> _Data listing_:

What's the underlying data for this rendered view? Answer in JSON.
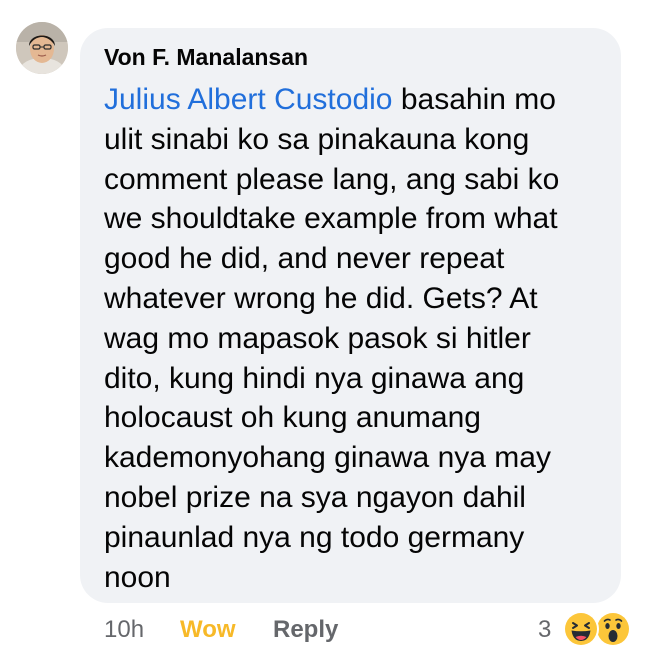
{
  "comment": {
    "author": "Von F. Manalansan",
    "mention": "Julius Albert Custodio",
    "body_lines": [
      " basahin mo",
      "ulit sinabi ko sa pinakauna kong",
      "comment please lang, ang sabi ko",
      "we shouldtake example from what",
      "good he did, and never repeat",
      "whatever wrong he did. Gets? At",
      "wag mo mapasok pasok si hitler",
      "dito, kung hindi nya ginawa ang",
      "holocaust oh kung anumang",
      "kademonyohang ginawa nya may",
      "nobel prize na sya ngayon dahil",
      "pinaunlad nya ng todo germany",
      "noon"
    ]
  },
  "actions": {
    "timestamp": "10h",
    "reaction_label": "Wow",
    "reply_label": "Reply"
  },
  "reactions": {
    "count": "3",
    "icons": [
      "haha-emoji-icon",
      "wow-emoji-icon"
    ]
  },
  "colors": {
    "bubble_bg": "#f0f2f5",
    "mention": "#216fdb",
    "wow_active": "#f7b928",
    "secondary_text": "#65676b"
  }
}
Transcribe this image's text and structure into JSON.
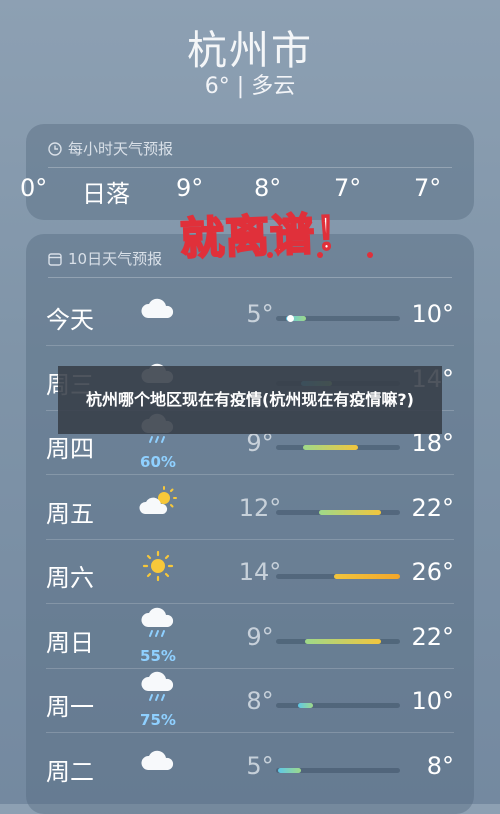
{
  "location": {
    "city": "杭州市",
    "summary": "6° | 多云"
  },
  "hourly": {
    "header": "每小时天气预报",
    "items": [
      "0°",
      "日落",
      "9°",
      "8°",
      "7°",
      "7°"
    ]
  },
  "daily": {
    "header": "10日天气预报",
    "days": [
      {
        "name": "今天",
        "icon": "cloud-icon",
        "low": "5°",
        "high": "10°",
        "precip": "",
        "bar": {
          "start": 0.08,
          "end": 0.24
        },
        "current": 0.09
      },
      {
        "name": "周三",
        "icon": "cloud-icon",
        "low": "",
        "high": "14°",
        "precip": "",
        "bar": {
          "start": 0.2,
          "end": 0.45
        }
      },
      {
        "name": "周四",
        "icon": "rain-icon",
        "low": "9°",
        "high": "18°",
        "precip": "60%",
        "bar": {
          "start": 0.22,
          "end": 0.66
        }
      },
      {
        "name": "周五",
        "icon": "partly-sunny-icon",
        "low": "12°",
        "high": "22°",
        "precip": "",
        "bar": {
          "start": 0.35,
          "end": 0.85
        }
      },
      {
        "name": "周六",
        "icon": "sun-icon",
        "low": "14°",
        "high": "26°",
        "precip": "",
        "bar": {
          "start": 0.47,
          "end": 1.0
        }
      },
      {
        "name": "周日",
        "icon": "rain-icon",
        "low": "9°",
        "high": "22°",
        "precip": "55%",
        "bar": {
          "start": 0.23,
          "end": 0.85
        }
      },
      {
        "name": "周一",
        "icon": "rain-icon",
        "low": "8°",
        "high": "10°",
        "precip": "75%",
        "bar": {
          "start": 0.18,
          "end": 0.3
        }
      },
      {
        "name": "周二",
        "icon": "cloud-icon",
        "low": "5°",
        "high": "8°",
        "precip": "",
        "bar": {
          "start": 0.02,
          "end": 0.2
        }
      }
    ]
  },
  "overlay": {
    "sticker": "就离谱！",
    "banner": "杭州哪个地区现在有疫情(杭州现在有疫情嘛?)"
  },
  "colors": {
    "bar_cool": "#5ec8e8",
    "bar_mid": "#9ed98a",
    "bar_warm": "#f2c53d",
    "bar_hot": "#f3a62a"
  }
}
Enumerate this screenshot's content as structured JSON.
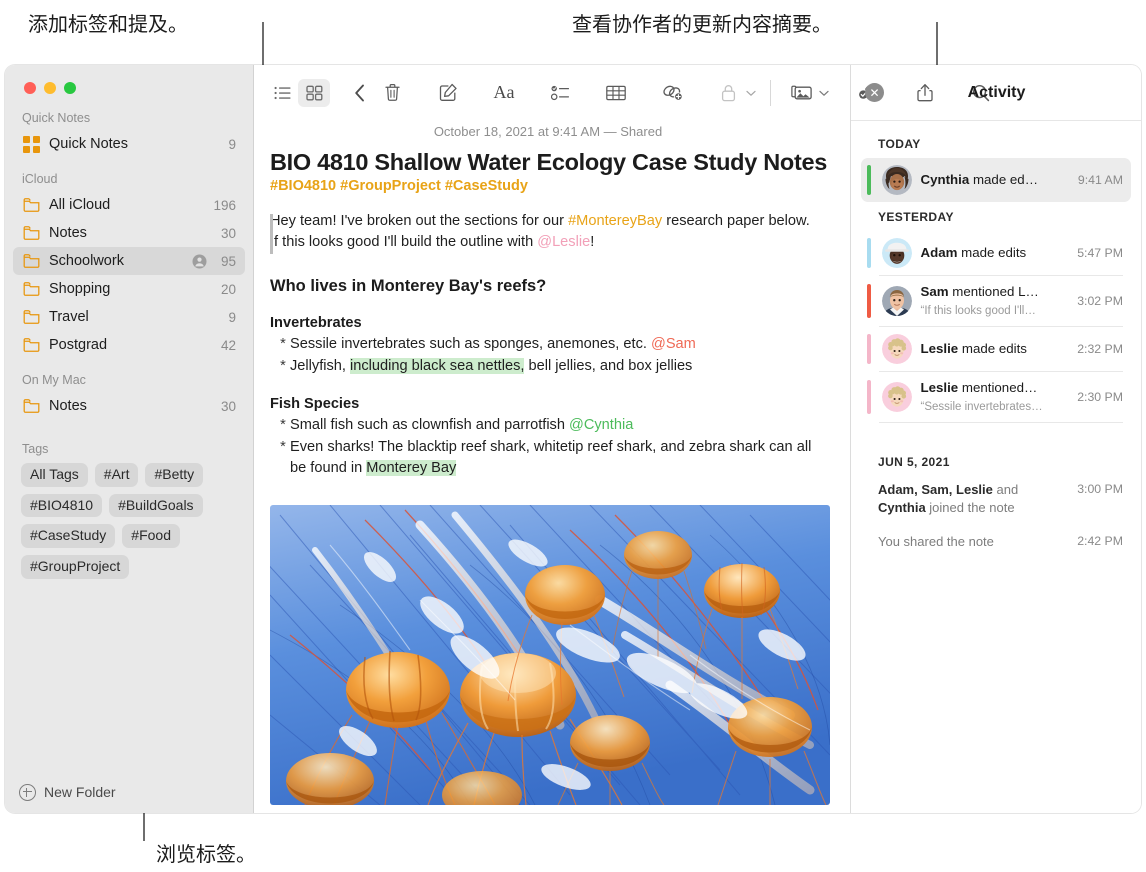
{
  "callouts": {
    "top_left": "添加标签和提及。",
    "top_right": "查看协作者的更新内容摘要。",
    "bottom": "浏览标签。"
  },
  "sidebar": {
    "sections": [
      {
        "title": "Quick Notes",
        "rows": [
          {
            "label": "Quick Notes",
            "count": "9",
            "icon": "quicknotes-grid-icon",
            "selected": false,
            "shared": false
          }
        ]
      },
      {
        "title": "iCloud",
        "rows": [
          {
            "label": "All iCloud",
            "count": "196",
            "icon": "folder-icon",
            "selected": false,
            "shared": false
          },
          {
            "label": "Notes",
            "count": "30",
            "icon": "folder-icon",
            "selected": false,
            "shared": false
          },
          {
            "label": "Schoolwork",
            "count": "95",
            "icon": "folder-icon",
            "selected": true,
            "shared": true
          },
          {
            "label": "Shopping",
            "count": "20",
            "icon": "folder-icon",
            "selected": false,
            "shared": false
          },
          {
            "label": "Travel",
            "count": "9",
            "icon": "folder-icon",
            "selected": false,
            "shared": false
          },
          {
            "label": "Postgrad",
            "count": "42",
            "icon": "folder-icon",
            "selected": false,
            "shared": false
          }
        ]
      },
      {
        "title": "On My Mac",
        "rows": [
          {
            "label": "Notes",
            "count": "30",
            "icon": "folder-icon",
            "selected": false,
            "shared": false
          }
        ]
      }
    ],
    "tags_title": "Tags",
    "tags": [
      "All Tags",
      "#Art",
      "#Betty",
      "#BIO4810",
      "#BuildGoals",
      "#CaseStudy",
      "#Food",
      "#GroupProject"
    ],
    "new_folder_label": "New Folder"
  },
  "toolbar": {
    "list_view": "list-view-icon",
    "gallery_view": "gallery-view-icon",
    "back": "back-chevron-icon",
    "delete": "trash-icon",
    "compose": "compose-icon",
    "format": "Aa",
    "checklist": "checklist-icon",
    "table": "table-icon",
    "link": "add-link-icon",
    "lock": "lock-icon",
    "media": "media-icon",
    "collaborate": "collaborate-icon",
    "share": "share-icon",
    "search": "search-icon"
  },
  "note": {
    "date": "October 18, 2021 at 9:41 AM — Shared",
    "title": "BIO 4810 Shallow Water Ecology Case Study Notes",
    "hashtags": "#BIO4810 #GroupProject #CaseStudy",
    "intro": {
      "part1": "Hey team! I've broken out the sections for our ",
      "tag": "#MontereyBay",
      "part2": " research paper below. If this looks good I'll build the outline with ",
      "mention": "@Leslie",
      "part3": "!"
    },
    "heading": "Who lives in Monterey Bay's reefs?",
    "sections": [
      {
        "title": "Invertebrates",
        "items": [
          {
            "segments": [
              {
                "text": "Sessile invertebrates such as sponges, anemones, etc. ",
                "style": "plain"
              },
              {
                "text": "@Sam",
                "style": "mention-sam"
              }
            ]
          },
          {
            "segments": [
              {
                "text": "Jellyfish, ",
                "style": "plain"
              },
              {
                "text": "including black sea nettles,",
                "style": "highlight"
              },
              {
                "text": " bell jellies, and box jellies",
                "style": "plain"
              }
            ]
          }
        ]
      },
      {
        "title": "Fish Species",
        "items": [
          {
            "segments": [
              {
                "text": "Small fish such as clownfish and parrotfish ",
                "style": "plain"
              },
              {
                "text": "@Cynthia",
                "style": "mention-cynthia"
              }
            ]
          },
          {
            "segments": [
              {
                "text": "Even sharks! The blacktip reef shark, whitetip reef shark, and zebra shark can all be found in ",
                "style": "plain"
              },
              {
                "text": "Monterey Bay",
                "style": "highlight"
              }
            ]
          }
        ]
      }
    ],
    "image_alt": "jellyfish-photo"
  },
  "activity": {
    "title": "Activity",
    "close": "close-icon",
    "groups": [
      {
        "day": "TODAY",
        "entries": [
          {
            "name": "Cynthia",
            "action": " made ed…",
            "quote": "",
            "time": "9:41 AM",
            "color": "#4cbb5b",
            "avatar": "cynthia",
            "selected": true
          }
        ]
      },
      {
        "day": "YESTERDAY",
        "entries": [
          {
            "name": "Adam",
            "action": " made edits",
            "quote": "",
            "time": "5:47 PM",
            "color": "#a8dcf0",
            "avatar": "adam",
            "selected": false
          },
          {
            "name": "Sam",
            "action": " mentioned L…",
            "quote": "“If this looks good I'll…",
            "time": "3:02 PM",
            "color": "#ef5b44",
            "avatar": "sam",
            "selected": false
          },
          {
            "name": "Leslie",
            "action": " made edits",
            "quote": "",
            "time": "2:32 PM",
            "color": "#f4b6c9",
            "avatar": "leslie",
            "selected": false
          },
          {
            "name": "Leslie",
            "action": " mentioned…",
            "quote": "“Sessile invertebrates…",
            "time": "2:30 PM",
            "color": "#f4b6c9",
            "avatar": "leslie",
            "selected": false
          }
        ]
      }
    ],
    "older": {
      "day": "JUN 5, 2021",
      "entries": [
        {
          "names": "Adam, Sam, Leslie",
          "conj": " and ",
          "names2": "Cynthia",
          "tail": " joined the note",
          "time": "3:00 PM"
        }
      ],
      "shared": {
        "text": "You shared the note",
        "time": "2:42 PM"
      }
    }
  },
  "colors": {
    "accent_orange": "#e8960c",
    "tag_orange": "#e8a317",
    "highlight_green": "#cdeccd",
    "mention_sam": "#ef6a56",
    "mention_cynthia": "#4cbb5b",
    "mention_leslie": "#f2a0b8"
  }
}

> _Instruction_:
Go through the records above and copy every line with the word "Sessile".

> _Response below_:
                "text": "Sessile invertebrates such as sponges, anemones, etc. ",
            "quote": "“Sessile invertebrates…",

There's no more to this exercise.